• _Trabalho a fazer_
1. Transcreva fielmente o trecho do acórdão que começa com as palavras "Ainda a título" e acaba em "exercício de 2009.".
2. Segundo o acórdão, quantas acções da Ré BB, SA foram penhoradas e em que data?

• _Texto fornecido_
Acórdão nº 874/10.7TYVNG.P1.S2 de Supremo Tribunal de Justiça (Portugal), 29 de Janeiro de 2019

Magistrado ResponsávelGRAÇA AMARAL
Data da Resolução29 de Janeiro de 2019
EmissorSupremo Tribunal de Justiça (Portugal)

Acordam na 6ª Secção Cível do Supremo Tribunal de Justiça, I – relatório 1. AA propôs acção declarativa com processo ordinário contra BB, SA, CC, DD e EE, pedindo a declaração de inexistência das deliberações sociais tomadas na Assembleia Geral da 1ª Ré, do dia 6-10-2010, reportadas à aprovação do relatório de gestão e contas do exercício de 2009, aprovação da proposta de aplicação de resultados do exercício de 2009 e aprovação de um voto de confiança aos órgãos de administração e fiscalização da sociedade; Subsidiariamente: - a declaração de nulidade das mesmas deliberações, porque contrárias à lei e ofensivas dos bons costumes.

Ainda a título subsidiário: - anulação de tais deliberações por ter sido impedido, ilegalmente, de participar e votar na Assembleia Geral de 06-10-2010.

Em qualquer das pretensões deduzidas, pede ainda: - que seja declarada a falsidade da acta relativa à aludida Assembleia Geral; - condenação dos Réus (sendo CC, DD e EE, como subscritores da mesma acta) a reconhecerem tal falsidade e a pagarem-lhe, solidariamente, a título de indemnização, uma quantia não inferior a 50.000,00 euros.

- cancelamento do registo, na Conservatória do Registo Comercial competente, relativo à prestação de contas referentes ao exercício de 2009.

Alegou para o efeito e fundamentalmente: - terem sido penhoradas, em 15-01-2009, 495.270 acções representativas do capital da Ré BB, SA. (correspondentes a 99,06% do respectivo capital social) no âmbito de acção executiva instaurada contra o Réu EE, sendo exequente FF, SA, tendo ficado o Autor fiel depositário de tais acções; - ter a penhora sido notificada aos Réus com expressa menção do impedimento de ser deliberado o aumento ou redução do capital social, bem como a transformação, cisão, fusão ou dissolução da sociedade; - ter sido convocada Assembleia Geral da Ré Sociedade, designada para 06-10-2010, com a seguinte ordem de trabalhos: 1 – Deliberar sobre o relatório de Gestão e Contas do Exercício de 2009; 2 – Deliberar sobre a proposta de aplicação de Resultados do Exercício de 2009; 3 – Proceder à apreciação da administração e fiscalização da Sociedade; 4 – Assuntos diversos de interesse para a Sociedade.

• _Dados fornecidos_
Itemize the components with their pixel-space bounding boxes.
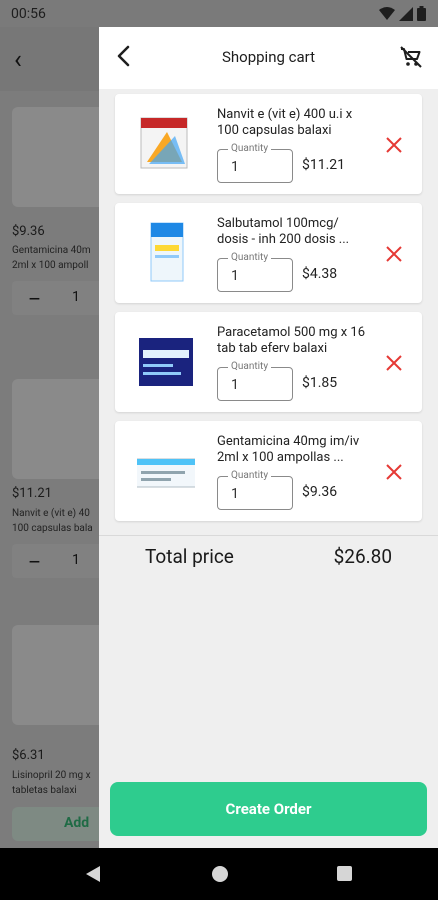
quantity-label: Quantity (228, 361, 272, 373)
shopping-cart-drawer: Shopping cart Nanvit e (vit e) 400 u.i x… (99, 27, 438, 848)
create-order-button[interactable]: Create Order (110, 782, 427, 836)
cart-item: Gentamicina 40mg im/iv 2ml x 100 ampolla… (115, 421, 422, 521)
quantity-field[interactable]: Quantity 1 (217, 470, 293, 510)
close-icon[interactable] (385, 463, 403, 481)
quantity-field[interactable]: Quantity 1 (217, 252, 293, 292)
total-price-label: Total price (145, 545, 234, 568)
quantity-label: Quantity (228, 143, 272, 155)
quantity-field[interactable]: Quantity 1 (217, 143, 293, 183)
quantity-label: Quantity (228, 252, 272, 264)
cart-item-name: Gentamicina 40mg im/iv 2ml x 100 ampolla… (217, 434, 360, 465)
quantity-value: 1 (231, 377, 239, 393)
cart-item-name: Paracetamol 500 mg x 16 tab tab eferv ba… (217, 325, 366, 356)
quantity-value: 1 (231, 486, 239, 502)
quantity-value: 1 (231, 268, 239, 284)
minus-icon: – (28, 550, 42, 574)
product-image (139, 338, 193, 386)
cart-item: Nanvit e (vit e) 400 u.i x 100 capsulas … (115, 94, 422, 194)
nav-back-icon[interactable] (85, 865, 101, 883)
nav-recents-icon[interactable] (337, 866, 352, 881)
cart-item: Salbutamol 100mcg/ dosis - inh 200 dosis… (115, 203, 422, 303)
product-image (150, 222, 184, 282)
wifi-icon (379, 6, 395, 20)
quantity-value: 1 (231, 159, 239, 175)
cart-item-price: $1.85 (302, 375, 338, 391)
close-icon[interactable] (385, 136, 403, 154)
background-product-price: $11.21 (12, 486, 52, 501)
battery-icon (417, 6, 426, 21)
status-icons (379, 6, 426, 21)
background-quantity: 1 (72, 289, 80, 305)
cart-item-name: Nanvit e (vit e) 400 u.i x 100 capsulas … (217, 107, 353, 138)
status-time: 00:56 (11, 6, 46, 22)
quantity-field[interactable]: Quantity 1 (217, 361, 293, 401)
cart-item-price: $4.38 (302, 266, 338, 282)
cart-item-price: $9.36 (302, 484, 338, 500)
minus-icon: – (28, 287, 42, 311)
nav-home-icon[interactable] (212, 866, 228, 882)
status-bar: 00:56 (0, 0, 438, 27)
cart-item-price: $11.21 (302, 157, 346, 173)
cart-item-name: Salbutamol 100mcg/ dosis - inh 200 dosis… (217, 216, 350, 247)
background-product-price: $6.31 (12, 748, 45, 763)
divider (99, 535, 438, 536)
drawer-header: Shopping cart (99, 27, 438, 89)
cart-item: Paracetamol 500 mg x 16 tab tab eferv ba… (115, 312, 422, 412)
quantity-label: Quantity (228, 470, 272, 482)
background-back-icon: ‹ (14, 45, 22, 75)
close-icon[interactable] (385, 245, 403, 263)
background-product-price: $9.36 (12, 224, 45, 239)
product-image (140, 117, 188, 169)
background-add-label: Add (64, 815, 90, 831)
remove-cart-icon[interactable] (398, 44, 424, 70)
page-title: Shopping cart (221, 48, 315, 66)
navigation-bar (0, 848, 438, 900)
signal-icon (399, 6, 413, 21)
total-price-value: $26.80 (333, 545, 392, 568)
background-quantity: 1 (72, 552, 80, 568)
product-image (137, 458, 195, 488)
close-icon[interactable] (385, 354, 403, 372)
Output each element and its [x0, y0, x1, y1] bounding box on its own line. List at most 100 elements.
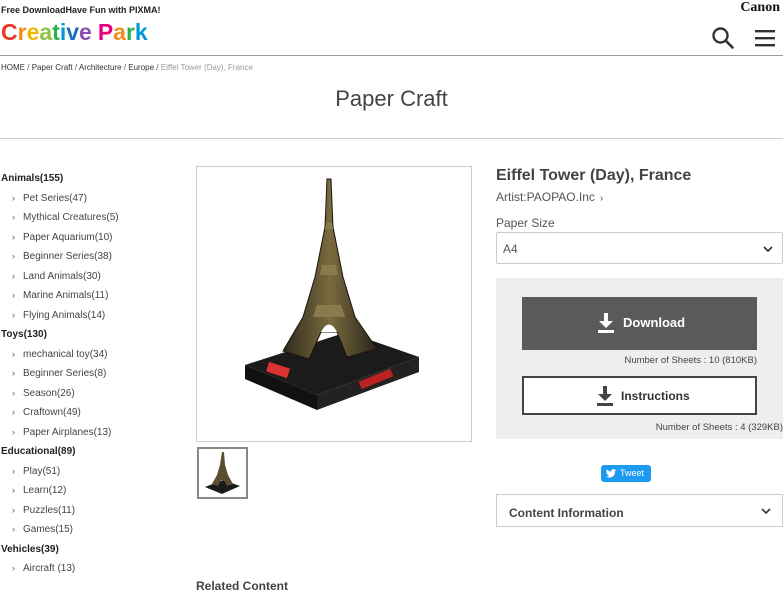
- canon-brand-logo[interactable]: Canon: [740, 0, 780, 16]
- sidebar-item[interactable]: › Learn(12): [0, 481, 180, 501]
- logo-letter: a: [113, 19, 126, 45]
- sidebar-item[interactable]: › Paper Aquarium(10): [0, 228, 180, 248]
- logo-letter: r: [17, 19, 27, 45]
- sidebar-item[interactable]: › Beginner Series(8): [0, 364, 180, 384]
- breadcrumb-home[interactable]: HOME: [1, 63, 25, 72]
- sidebar-item-label: Play(51): [23, 465, 61, 477]
- chevron-right-icon: ›: [599, 193, 604, 204]
- sidebar-item-label: mechanical toy(34): [23, 348, 108, 360]
- chevron-right-icon: ›: [12, 290, 15, 300]
- divider: [0, 138, 783, 139]
- chevron-right-icon: ›: [12, 270, 15, 281]
- sidebar-item-label: Paper Aquarium(10): [23, 231, 113, 243]
- sidebar-item[interactable]: › Marine Animals(11): [0, 286, 180, 306]
- sidebar-category[interactable]: Vehicles(39): [0, 540, 180, 560]
- sidebar-item-label: Season(26): [23, 387, 75, 399]
- download-button[interactable]: Download: [522, 297, 757, 350]
- twitter-bird-icon: [606, 469, 616, 478]
- search-icon: [712, 27, 734, 49]
- tweet-label: Tweet: [620, 468, 645, 478]
- sidebar-item-label: Learn(12): [23, 485, 67, 496]
- breadcrumb-separator: /: [156, 63, 159, 72]
- logo-letter: a: [39, 19, 53, 45]
- chevron-right-icon: ›: [12, 309, 15, 320]
- content-information-accordion[interactable]: Content Information: [496, 494, 783, 527]
- chevron-right-icon: ›: [12, 524, 15, 534]
- sidebar-item-label: Land Animals(30): [23, 270, 101, 282]
- logo-letter: P: [97, 19, 114, 45]
- chevron-right-icon: ›: [12, 212, 15, 222]
- instructions-sheet-info: Number of Sheets : 4 (329KB): [655, 422, 783, 433]
- breadcrumb-paper-craft[interactable]: Paper Craft: [32, 63, 73, 72]
- chevron-right-icon: ›: [12, 465, 15, 476]
- download-panel: Download Number of Sheets : 10 (810KB) I…: [496, 278, 783, 439]
- sidebar-item[interactable]: › Beginner Series(38): [0, 247, 180, 267]
- sidebar-item-label: Puzzles(11): [23, 504, 76, 516]
- related-content-heading: Related Content: [196, 579, 289, 593]
- chevron-down-icon: [763, 246, 773, 253]
- product-image[interactable]: [196, 166, 472, 442]
- breadcrumb-separator: /: [123, 63, 127, 72]
- tweet-button[interactable]: Tweet: [601, 465, 651, 482]
- sidebar-item-label: Mythical Creatures(5): [23, 212, 119, 223]
- paper-size-value: A4: [503, 242, 518, 256]
- artist-name: Artist:PAOPAO.Inc: [496, 190, 595, 204]
- sidebar-item-label: Craftown(49): [23, 407, 81, 418]
- download-label: Download: [623, 315, 686, 330]
- hamburger-menu-icon: [755, 30, 775, 47]
- paper-size-select[interactable]: A4: [496, 232, 783, 264]
- chevron-right-icon: ›: [12, 231, 15, 242]
- chevron-right-icon: ›: [12, 348, 15, 359]
- sidebar-category[interactable]: Educational(89): [0, 442, 180, 462]
- sidebar-item-label: Beginner Series(8): [23, 368, 107, 379]
- sidebar-item-label: Paper Airplanes(13): [23, 426, 112, 438]
- eiffel-tower-model-image: [245, 178, 419, 410]
- breadcrumb-current: Eiffel Tower (Day), France: [160, 63, 253, 72]
- chevron-right-icon: ›: [12, 563, 15, 573]
- chevron-right-icon: ›: [12, 387, 15, 398]
- chevron-right-icon: ›: [12, 426, 15, 437]
- sidebar-item[interactable]: › Aircraft (13): [0, 559, 180, 579]
- sidebar-item[interactable]: › Flying Animals(14): [0, 306, 180, 326]
- sidebar-item[interactable]: › Games(15): [0, 520, 180, 540]
- logo-letter: e: [26, 19, 40, 45]
- eiffel-tower-thumbnail: [205, 452, 240, 494]
- product-thumbnail[interactable]: [197, 447, 248, 499]
- paper-size-label: Paper Size: [496, 216, 555, 230]
- sidebar-item-label: Aircraft (13): [23, 563, 76, 574]
- page-title: Paper Craft: [335, 86, 448, 111]
- chevron-right-icon: ›: [12, 407, 15, 417]
- logo-letter: C: [1, 19, 18, 45]
- sidebar-item[interactable]: › mechanical toy(34): [0, 345, 180, 365]
- sidebar-item[interactable]: › Season(26): [0, 384, 180, 404]
- download-icon: [598, 313, 614, 333]
- breadcrumb-europe[interactable]: Europe: [128, 63, 154, 72]
- category-sidebar: Animals(155) › Pet Series(47) › Mythical Cre…: [0, 169, 180, 579]
- sidebar-item[interactable]: › Puzzles(11): [0, 501, 180, 521]
- sidebar-item[interactable]: › Mythical Creatures(5): [0, 208, 180, 228]
- sidebar-item-label: Marine Animals(11): [23, 290, 109, 301]
- search-button[interactable]: [711, 26, 735, 50]
- chevron-right-icon: ›: [12, 251, 15, 261]
- sidebar-item[interactable]: › Play(51): [0, 462, 180, 482]
- artist-link[interactable]: Artist:PAOPAO.Inc ›: [496, 190, 603, 204]
- sidebar-category[interactable]: Animals(155): [0, 169, 180, 189]
- sidebar-category[interactable]: Toys(130): [0, 325, 180, 345]
- breadcrumb: HOME / Paper Craft / Architecture / Euro…: [1, 63, 253, 72]
- product-title: Eiffel Tower (Day), France: [496, 167, 692, 184]
- tagline: Free DownloadHave Fun with PIXMA!: [1, 5, 161, 15]
- instructions-button[interactable]: Instructions: [522, 376, 757, 415]
- chevron-right-icon: ›: [12, 192, 15, 203]
- sidebar-item[interactable]: › Craftown(49): [0, 403, 180, 423]
- chevron-right-icon: ›: [12, 504, 15, 515]
- chevron-down-icon: [761, 508, 771, 515]
- sidebar-item[interactable]: › Paper Airplanes(13): [0, 423, 180, 443]
- instructions-label: Instructions: [621, 389, 690, 403]
- chevron-right-icon: ›: [12, 485, 15, 495]
- sidebar-item[interactable]: › Pet Series(47): [0, 189, 180, 209]
- menu-button[interactable]: [754, 28, 776, 48]
- sidebar-item[interactable]: › Land Animals(30): [0, 267, 180, 287]
- breadcrumb-architecture[interactable]: Architecture: [79, 63, 122, 72]
- sidebar-item-label: Pet Series(47): [23, 192, 87, 204]
- creative-park-logo[interactable]: Creative Park: [1, 19, 148, 45]
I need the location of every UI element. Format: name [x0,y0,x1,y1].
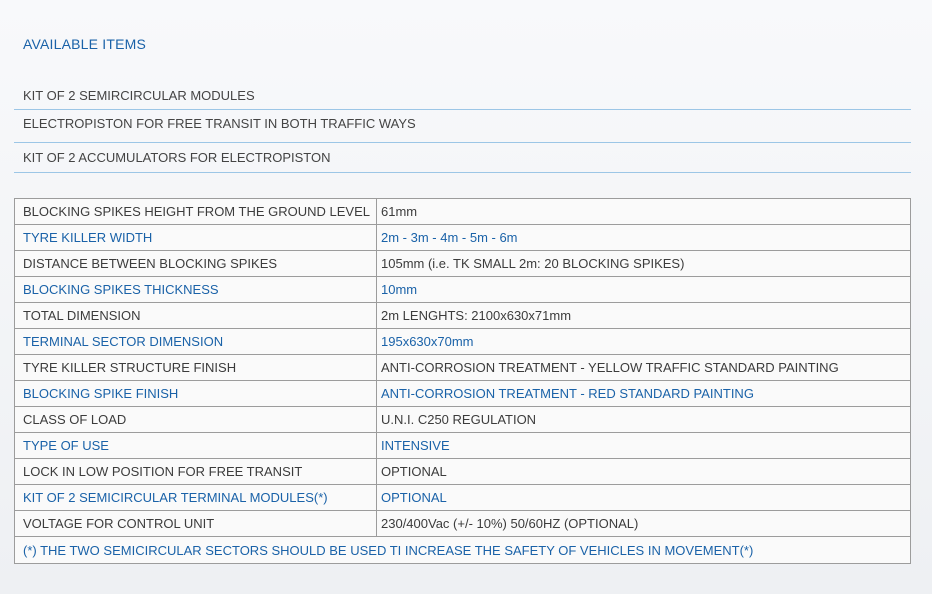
spec-row: KIT OF 2 SEMICIRCULAR TERMINAL MODULES(*… [14,484,911,511]
specifications-table: BLOCKING SPIKES HEIGHT FROM THE GROUND L… [14,198,911,564]
available-items-list: KIT OF 2 SEMIRCIRCULAR MODULES ELECTROPI… [14,83,911,173]
available-items-heading: AVAILABLE ITEMS [23,36,147,52]
spec-label: TERMINAL SECTOR DIMENSION [14,328,377,355]
spec-value: 2m - 3m - 4m - 5m - 6m [376,224,911,251]
spec-row: BLOCKING SPIKE FINISH ANTI-CORROSION TRE… [14,380,911,407]
spec-row: LOCK IN LOW POSITION FOR FREE TRANSIT OP… [14,458,911,485]
spec-label: DISTANCE BETWEEN BLOCKING SPIKES [14,250,377,277]
spec-row: BLOCKING SPIKES THICKNESS 10mm [14,276,911,303]
spec-value: 105mm (i.e. TK SMALL 2m: 20 BLOCKING SPI… [376,250,911,277]
spec-label: BLOCKING SPIKE FINISH [14,380,377,407]
spec-value: OPTIONAL [376,458,911,485]
available-item-label: ELECTROPISTON FOR FREE TRANSIT IN BOTH T… [23,116,416,131]
spec-value: 10mm [376,276,911,303]
spec-value: ANTI-CORROSION TREATMENT - RED STANDARD … [376,380,911,407]
spec-value: INTENSIVE [376,432,911,459]
spec-label: TOTAL DIMENSION [14,302,377,329]
available-item: KIT OF 2 SEMIRCIRCULAR MODULES [14,83,911,110]
spec-row: DISTANCE BETWEEN BLOCKING SPIKES 105mm (… [14,250,911,277]
spec-value: 195x630x70mm [376,328,911,355]
spec-row: VOLTAGE FOR CONTROL UNIT 230/400Vac (+/-… [14,510,911,537]
available-item-label: KIT OF 2 ACCUMULATORS FOR ELECTROPISTON [23,150,331,165]
spec-label: LOCK IN LOW POSITION FOR FREE TRANSIT [14,458,377,485]
spec-value: ANTI-CORROSION TREATMENT - YELLOW TRAFFI… [376,354,911,381]
spec-row: CLASS OF LOAD U.N.I. C250 REGULATION [14,406,911,433]
spec-value: 2m LENGHTS: 2100x630x71mm [376,302,911,329]
spec-row: TYRE KILLER WIDTH 2m - 3m - 4m - 5m - 6m [14,224,911,251]
footnote: (*) THE TWO SEMICIRCULAR SECTORS SHOULD … [14,536,911,564]
spec-value: OPTIONAL [376,484,911,511]
spec-row: TYRE KILLER STRUCTURE FINISH ANTI-CORROS… [14,354,911,381]
spec-label: TYPE OF USE [14,432,377,459]
spec-value: 61mm [376,198,911,225]
available-item-label: KIT OF 2 SEMIRCIRCULAR MODULES [23,88,255,103]
spec-value: U.N.I. C250 REGULATION [376,406,911,433]
spec-label: CLASS OF LOAD [14,406,377,433]
spec-row: TOTAL DIMENSION 2m LENGHTS: 2100x630x71m… [14,302,911,329]
spec-label: BLOCKING SPIKES THICKNESS [14,276,377,303]
spec-label: BLOCKING SPIKES HEIGHT FROM THE GROUND L… [14,198,377,225]
spec-label: TYRE KILLER WIDTH [14,224,377,251]
spec-value: 230/400Vac (+/- 10%) 50/60HZ (OPTIONAL) [376,510,911,537]
available-item: ELECTROPISTON FOR FREE TRANSIT IN BOTH T… [14,110,911,143]
spec-label: KIT OF 2 SEMICIRCULAR TERMINAL MODULES(*… [14,484,377,511]
spec-row: TYPE OF USE INTENSIVE [14,432,911,459]
spec-label: VOLTAGE FOR CONTROL UNIT [14,510,377,537]
spec-row: TERMINAL SECTOR DIMENSION 195x630x70mm [14,328,911,355]
footnote-row: (*) THE TWO SEMICIRCULAR SECTORS SHOULD … [14,536,911,564]
spec-row: BLOCKING SPIKES HEIGHT FROM THE GROUND L… [14,198,911,225]
available-item: KIT OF 2 ACCUMULATORS FOR ELECTROPISTON [14,143,911,173]
spec-label: TYRE KILLER STRUCTURE FINISH [14,354,377,381]
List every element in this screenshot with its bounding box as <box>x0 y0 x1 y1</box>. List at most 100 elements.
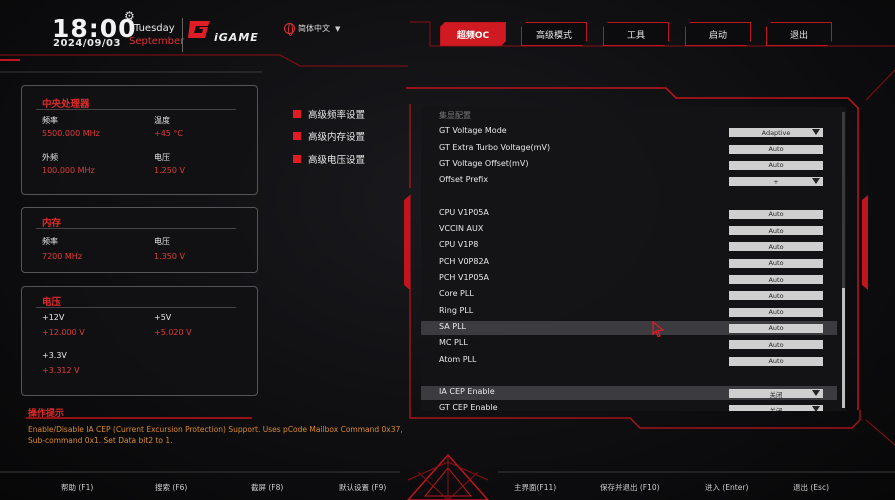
setting-label: CPU V1P05A <box>439 207 489 217</box>
submenu-advanced-memory[interactable]: 高级内存设置 <box>293 129 365 143</box>
setting-value-field[interactable]: Auto <box>729 291 823 301</box>
top-nav: 超频OC 高级模式 工具 启动 退出 <box>0 22 895 46</box>
submenu-advanced-frequency[interactable]: 高级频率设置 <box>293 107 365 121</box>
setting-dropdown[interactable]: 关闭 <box>729 405 823 411</box>
footer-main[interactable]: 主界面(F11) <box>514 482 556 493</box>
dropdown-arrow-icon <box>812 390 820 397</box>
submenu-label: 高级频率设置 <box>308 110 366 121</box>
setting-value-field[interactable]: Auto <box>729 226 823 236</box>
setting-value: Auto <box>768 259 784 268</box>
footer-help[interactable]: 帮助 (F1) <box>61 482 93 493</box>
settings-list: 集显配置 GT Voltage Mode Adaptive GT Extra Turb… <box>421 107 846 411</box>
cpu-title-divider <box>36 109 236 110</box>
setting-value-field[interactable]: Auto <box>729 209 823 219</box>
setting-label: PCH V1P05A <box>439 273 490 282</box>
setting-row[interactable]: Ring PLL Auto <box>421 305 837 319</box>
setting-row[interactable]: GT CEP Enable 关闭 <box>421 402 837 411</box>
setting-label: Offset Prefix <box>439 175 489 185</box>
memory-freq-label: 频率 <box>42 237 58 246</box>
tab-advanced[interactable]: 高级模式 <box>521 22 587 46</box>
setting-label: Atom PLL <box>439 354 477 364</box>
dropdown-arrow-icon <box>812 129 820 136</box>
setting-value-field[interactable]: Auto <box>729 323 823 333</box>
gear-icon[interactable]: ⚙ <box>124 9 135 23</box>
footer-exit[interactable]: 退出 (Esc) <box>793 482 829 493</box>
voltage-title-divider <box>36 307 236 308</box>
cpu-freq-value: 5500.000 MHz <box>42 129 100 138</box>
setting-value-field[interactable]: Auto <box>729 160 823 170</box>
voltage-panel-title: 电压 <box>42 297 62 308</box>
submenu-advanced-voltage[interactable]: 高级电压设置 <box>293 152 365 166</box>
setting-row[interactable]: PCH V0P82A Auto <box>421 256 837 270</box>
setting-row[interactable]: GT Extra Turbo Voltage(mV) Auto <box>421 142 837 156</box>
footer-screenshot[interactable]: 截屏 (F8) <box>251 482 283 493</box>
scrollbar-thumb[interactable] <box>842 288 845 408</box>
bios-screen: 18:00 2024/09/03 ⚙ Tuesday September iGA… <box>0 0 895 500</box>
setting-value-field[interactable]: Auto <box>729 356 823 366</box>
setting-value-field[interactable]: Auto <box>729 144 823 154</box>
setting-row[interactable]: Atom PLL Auto <box>421 354 837 368</box>
tab-boot[interactable]: 启动 <box>685 22 751 46</box>
setting-row[interactable]: SA PLL Auto <box>421 320 837 335</box>
tab-overclock[interactable]: 超频OC <box>440 22 506 46</box>
memory-title-divider <box>36 228 236 229</box>
memory-volt-label: 电压 <box>154 237 170 246</box>
setting-label: PCH V0P82A <box>439 256 490 266</box>
setting-row[interactable]: CPU V1P05A Auto <box>421 207 837 221</box>
setting-label: GT Voltage Offset(mV) <box>439 158 529 168</box>
setting-label: GT Voltage Mode <box>439 126 507 136</box>
setting-value: Auto <box>768 145 784 154</box>
setting-dropdown[interactable]: Adaptive <box>729 128 823 138</box>
setting-label: 集显配置 <box>439 111 471 120</box>
setting-value: Auto <box>768 210 784 219</box>
setting-row[interactable]: Offset Prefix + <box>421 174 837 188</box>
v33-value: +3.312 V <box>42 366 80 375</box>
setting-value: Auto <box>768 242 784 251</box>
setting-dropdown[interactable]: 关闭 <box>729 389 823 399</box>
setting-value: Auto <box>768 324 784 333</box>
setting-row[interactable]: Core PLL Auto <box>421 288 837 302</box>
setting-value-field[interactable]: Auto <box>729 340 823 350</box>
setting-row[interactable]: 集显配置 <box>421 109 837 123</box>
setting-value-field[interactable]: Auto <box>729 307 823 317</box>
setting-value: Auto <box>768 291 784 300</box>
footer-enter[interactable]: 进入 (Enter) <box>705 482 748 493</box>
dropdown-arrow-icon <box>812 178 820 185</box>
help-title: 操作提示 <box>28 409 65 419</box>
setting-row[interactable]: GT Voltage Offset(mV) Auto <box>421 158 837 172</box>
setting-value: Auto <box>768 275 784 284</box>
v5-value: +5.020 V <box>154 328 192 337</box>
setting-row[interactable]: MC PLL Auto <box>421 337 837 351</box>
footer-save-exit[interactable]: 保存并退出 (F10) <box>600 482 660 493</box>
setting-value-field[interactable]: Auto <box>729 275 823 284</box>
setting-label: MC PLL <box>439 338 468 348</box>
memory-volt-value: 1.350 V <box>154 252 185 261</box>
setting-dropdown[interactable]: + <box>729 177 823 187</box>
cpu-bclk-value: 100.000 MHz <box>42 166 95 175</box>
setting-row[interactable]: VCCIN AUX Auto <box>421 223 837 237</box>
setting-value: 关闭 <box>769 406 783 411</box>
setting-label: SA PLL <box>439 321 466 331</box>
setting-row[interactable]: CPU V1P8 Auto <box>421 239 837 253</box>
tab-tools[interactable]: 工具 <box>603 22 669 46</box>
cpu-volt-value: 1.250 V <box>154 166 185 175</box>
setting-label: Ring PLL <box>439 305 474 315</box>
setting-value: Auto <box>768 226 784 235</box>
setting-label: IA CEP Enable <box>439 387 495 397</box>
setting-label: GT CEP Enable <box>439 403 498 411</box>
footer-search[interactable]: 搜索 (F6) <box>155 482 187 493</box>
v5-label: +5V <box>154 313 172 322</box>
cpu-temp-label: 温度 <box>154 116 170 125</box>
setting-value-field[interactable]: Auto <box>729 258 823 268</box>
setting-row[interactable]: IA CEP Enable 关闭 <box>421 386 837 401</box>
v33-label: +3.3V <box>42 351 67 360</box>
memory-panel-title: 内存 <box>42 218 62 229</box>
setting-row[interactable]: GT Voltage Mode Adaptive <box>421 125 837 139</box>
memory-freq-value: 7200 MHz <box>42 252 83 261</box>
setting-value-field[interactable]: Auto <box>729 242 823 252</box>
cpu-panel-title: 中央处理器 <box>42 99 90 110</box>
setting-row[interactable]: PCH V1P05A Auto <box>421 272 837 286</box>
cpu-temp-value: +45 °C <box>154 129 184 138</box>
footer-defaults[interactable]: 默认设置 (F9) <box>339 482 386 493</box>
tab-exit[interactable]: 退出 <box>766 22 832 46</box>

• _Respostas do exercício_
1.
Ainda a título subsidiário: - anulação de tais deliberações por ter sido impedido, ilegalmente, de participar e votar na Assembleia Geral de 06-10-2010.

Em qualquer das pretensões deduzidas, pede ainda: - que seja declarada a falsidade da acta relativa à aludida Assembleia Geral; - condenação dos Réus (sendo CC, DD e EE, como subscritores da mesma acta) a reconhecerem tal falsidade e a pagarem-lhe, solidariamente, a título de indemnização, uma quantia não inferior a 50.000,00 euros.

- cancelamento do registo, na Conservatória do Registo Comercial competente, relativo à prestação de contas referentes ao exercício de 2009.

2. Foram penhoradas 495.270 acções em 15-01-2009.